■ Exercise task
In the copy, include every entry exactly but none of the pictures.
-- Begin Dataset content --
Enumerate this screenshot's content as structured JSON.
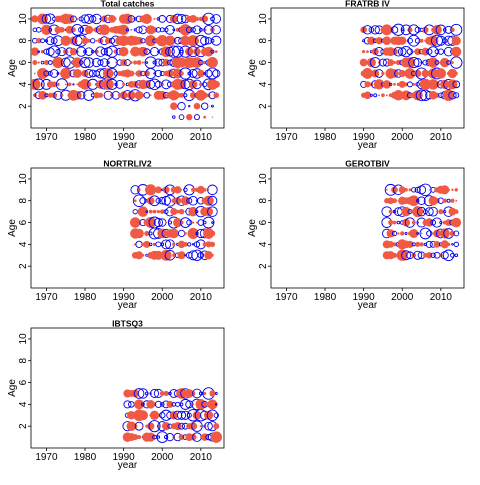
{
  "chart_data": [
    {
      "type": "scatter",
      "title": "Total catches",
      "xlabel": "year",
      "ylabel": "Age",
      "xlim": [
        1966,
        2016
      ],
      "ylim": [
        0,
        11
      ],
      "xticks": [
        1970,
        1980,
        1990,
        2000,
        2010
      ],
      "yticks": [
        2,
        4,
        6,
        8,
        10
      ],
      "years": [
        1967,
        2014
      ],
      "ages": [
        3,
        10
      ],
      "extra": [
        {
          "year": 2003,
          "age": 2
        },
        {
          "year": 2005,
          "age": 2
        },
        {
          "year": 2007,
          "age": 2
        },
        {
          "year": 2009,
          "age": 2
        },
        {
          "year": 2011,
          "age": 2
        },
        {
          "year": 2013,
          "age": 2
        },
        {
          "year": 2003,
          "age": 1
        },
        {
          "year": 2005,
          "age": 1
        },
        {
          "year": 2007,
          "age": 1
        },
        {
          "year": 2009,
          "age": 1
        },
        {
          "year": 2011,
          "age": 1
        },
        {
          "year": 2013,
          "age": 1
        }
      ]
    },
    {
      "type": "scatter",
      "title": "FRATRB IV",
      "xlabel": "year",
      "ylabel": "Age",
      "xlim": [
        1966,
        2016
      ],
      "ylim": [
        0,
        11
      ],
      "xticks": [
        1970,
        1980,
        1990,
        2000,
        2010
      ],
      "yticks": [
        2,
        4,
        6,
        8,
        10
      ],
      "years": [
        1990,
        2014
      ],
      "ages": [
        3,
        9
      ],
      "extra": []
    },
    {
      "type": "scatter",
      "title": "NORTRLIV2",
      "xlabel": "year",
      "ylabel": "Age",
      "xlim": [
        1966,
        2016
      ],
      "ylim": [
        0,
        11
      ],
      "xticks": [
        1970,
        1980,
        1990,
        2000,
        2010
      ],
      "yticks": [
        2,
        4,
        6,
        8,
        10
      ],
      "years": [
        1993,
        2013
      ],
      "ages": [
        3,
        9
      ],
      "extra": []
    },
    {
      "type": "scatter",
      "title": "GEROTBIV",
      "xlabel": "year",
      "ylabel": "Age",
      "xlim": [
        1966,
        2016
      ],
      "ylim": [
        0,
        11
      ],
      "xticks": [
        1970,
        1980,
        1990,
        2000,
        2010
      ],
      "yticks": [
        2,
        4,
        6,
        8,
        10
      ],
      "years": [
        1996,
        2014
      ],
      "ages": [
        3,
        9
      ],
      "extra": []
    },
    {
      "type": "scatter",
      "title": "IBTSQ3",
      "xlabel": "year",
      "ylabel": "Age",
      "xlim": [
        1966,
        2016
      ],
      "ylim": [
        0,
        11
      ],
      "xticks": [
        1970,
        1980,
        1990,
        2000,
        2010
      ],
      "yticks": [
        2,
        4,
        6,
        8,
        10
      ],
      "years": [
        1991,
        2014
      ],
      "ages": [
        1,
        5
      ],
      "extra": []
    }
  ],
  "colors": {
    "positive": "#f05a45",
    "negative": "#0000ee",
    "axis": "#000000",
    "text": "#000000"
  }
}
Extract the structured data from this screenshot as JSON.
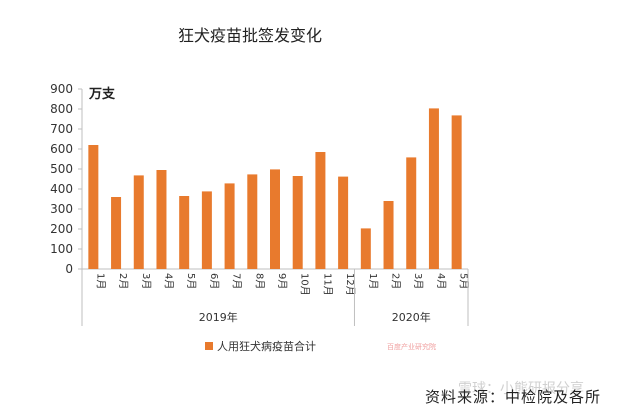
{
  "chart_data": {
    "type": "bar",
    "title": "狂犬疫苗批签发变化",
    "ylabel": "万支",
    "ylim": [
      0,
      900
    ],
    "yticks": [
      0,
      100,
      200,
      300,
      400,
      500,
      600,
      700,
      800,
      900
    ],
    "categories": [
      "1月",
      "2月",
      "3月",
      "4月",
      "5月",
      "6月",
      "7月",
      "8月",
      "9月",
      "10月",
      "11月",
      "12月",
      "1月",
      "2月",
      "3月",
      "4月",
      "5月"
    ],
    "groups": [
      {
        "label": "2019年",
        "count": 12
      },
      {
        "label": "2020年",
        "count": 5
      }
    ],
    "series": [
      {
        "name": "人用狂犬病疫苗合计",
        "color": "#E87A2D",
        "values": [
          620,
          360,
          468,
          495,
          365,
          388,
          428,
          473,
          498,
          465,
          585,
          462,
          203,
          340,
          558,
          803,
          768
        ]
      }
    ]
  },
  "source": "资料来源：中检院及各所",
  "watermark": "百度产业研究院",
  "brand_watermark": "雪球：小熊研报分享"
}
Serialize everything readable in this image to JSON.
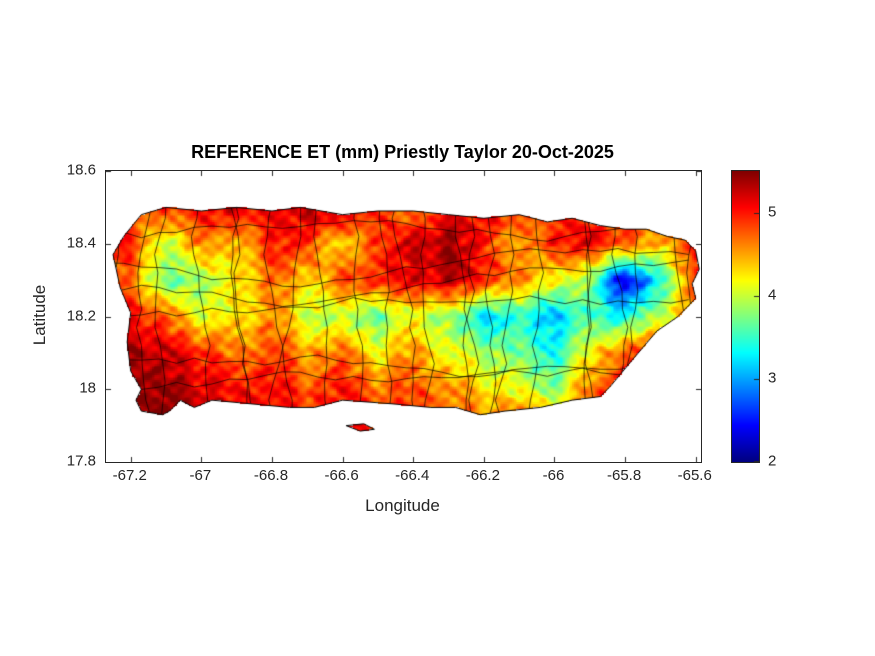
-- End Dataset content --
■ Response
Enumerate this screenshot's content as structured JSON.
{
  "chart_data": [
    {
      "type": "scatter",
      "title": "Total catches",
      "xlabel": "year",
      "ylabel": "Age",
      "xlim": [
        1966,
        2016
      ],
      "ylim": [
        0,
        11
      ],
      "xticks": [
        1970,
        1980,
        1990,
        2000,
        2010
      ],
      "yticks": [
        2,
        4,
        6,
        8,
        10
      ],
      "years": [
        1967,
        2014
      ],
      "ages": [
        3,
        10
      ],
      "extra": [
        {
          "year": 2003,
          "age": 2
        },
        {
          "year": 2005,
          "age": 2
        },
        {
          "year": 2007,
          "age": 2
        },
        {
          "year": 2009,
          "age": 2
        },
        {
          "year": 2011,
          "age": 2
        },
        {
          "year": 2013,
          "age": 2
        },
        {
          "year": 2003,
          "age": 1
        },
        {
          "year": 2005,
          "age": 1
        },
        {
          "year": 2007,
          "age": 1
        },
        {
          "year": 2009,
          "age": 1
        },
        {
          "year": 2011,
          "age": 1
        },
        {
          "year": 2013,
          "age": 1
        }
      ]
    },
    {
      "type": "scatter",
      "title": "FRATRB IV",
      "xlabel": "year",
      "ylabel": "Age",
      "xlim": [
        1966,
        2016
      ],
      "ylim": [
        0,
        11
      ],
      "xticks": [
        1970,
        1980,
        1990,
        2000,
        2010
      ],
      "yticks": [
        2,
        4,
        6,
        8,
        10
      ],
      "years": [
        1990,
        2014
      ],
      "ages": [
        3,
        9
      ],
      "extra": []
    },
    {
      "type": "scatter",
      "title": "NORTRLIV2",
      "xlabel": "year",
      "ylabel": "Age",
      "xlim": [
        1966,
        2016
      ],
      "ylim": [
        0,
        11
      ],
      "xticks": [
        1970,
        1980,
        1990,
        2000,
        2010
      ],
      "yticks": [
        2,
        4,
        6,
        8,
        10
      ],
      "years": [
        1993,
        2013
      ],
      "ages": [
        3,
        9
      ],
      "extra": []
    },
    {
      "type": "scatter",
      "title": "GEROTBIV",
      "xlabel": "year",
      "ylabel": "Age",
      "xlim": [
        1966,
        2016
      ],
      "ylim": [
        0,
        11
      ],
      "xticks": [
        1970,
        1980,
        1990,
        2000,
        2010
      ],
      "yticks": [
        2,
        4,
        6,
        8,
        10
      ],
      "years": [
        1996,
        2014
      ],
      "ages": [
        3,
        9
      ],
      "extra": []
    },
    {
      "type": "scatter",
      "title": "IBTSQ3",
      "xlabel": "year",
      "ylabel": "Age",
      "xlim": [
        1966,
        2016
      ],
      "ylim": [
        0,
        11
      ],
      "xticks": [
        1970,
        1980,
        1990,
        2000,
        2010
      ],
      "yticks": [
        2,
        4,
        6,
        8,
        10
      ],
      "years": [
        1991,
        2014
      ],
      "ages": [
        1,
        5
      ],
      "extra": []
    }
  ],
  "colors": {
    "positive": "#f05a45",
    "negative": "#0000ee",
    "axis": "#000000",
    "text": "#000000"
  }
}
Extract the structured data from this screenshot as JSON.
{
  "chart_data": {
    "type": "bar",
    "title": "狂犬疫苗批签发变化",
    "ylabel": "万支",
    "ylim": [
      0,
      900
    ],
    "yticks": [
      0,
      100,
      200,
      300,
      400,
      500,
      600,
      700,
      800,
      900
    ],
    "categories": [
      "1月",
      "2月",
      "3月",
      "4月",
      "5月",
      "6月",
      "7月",
      "8月",
      "9月",
      "10月",
      "11月",
      "12月",
      "1月",
      "2月",
      "3月",
      "4月",
      "5月"
    ],
    "groups": [
      {
        "label": "2019年",
        "count": 12
      },
      {
        "label": "2020年",
        "count": 5
      }
    ],
    "series": [
      {
        "name": "人用狂犬病疫苗合计",
        "color": "#E87A2D",
        "values": [
          620,
          360,
          468,
          495,
          365,
          388,
          428,
          473,
          498,
          465,
          585,
          462,
          203,
          340,
          558,
          803,
          768
        ]
      }
    ]
  },
  "source": "资料来源：中检院及各所",
  "watermark": "百度产业研究院",
  "brand_watermark": "雪球：小熊研报分享"
}
Serialize everything readable in this image to JSON.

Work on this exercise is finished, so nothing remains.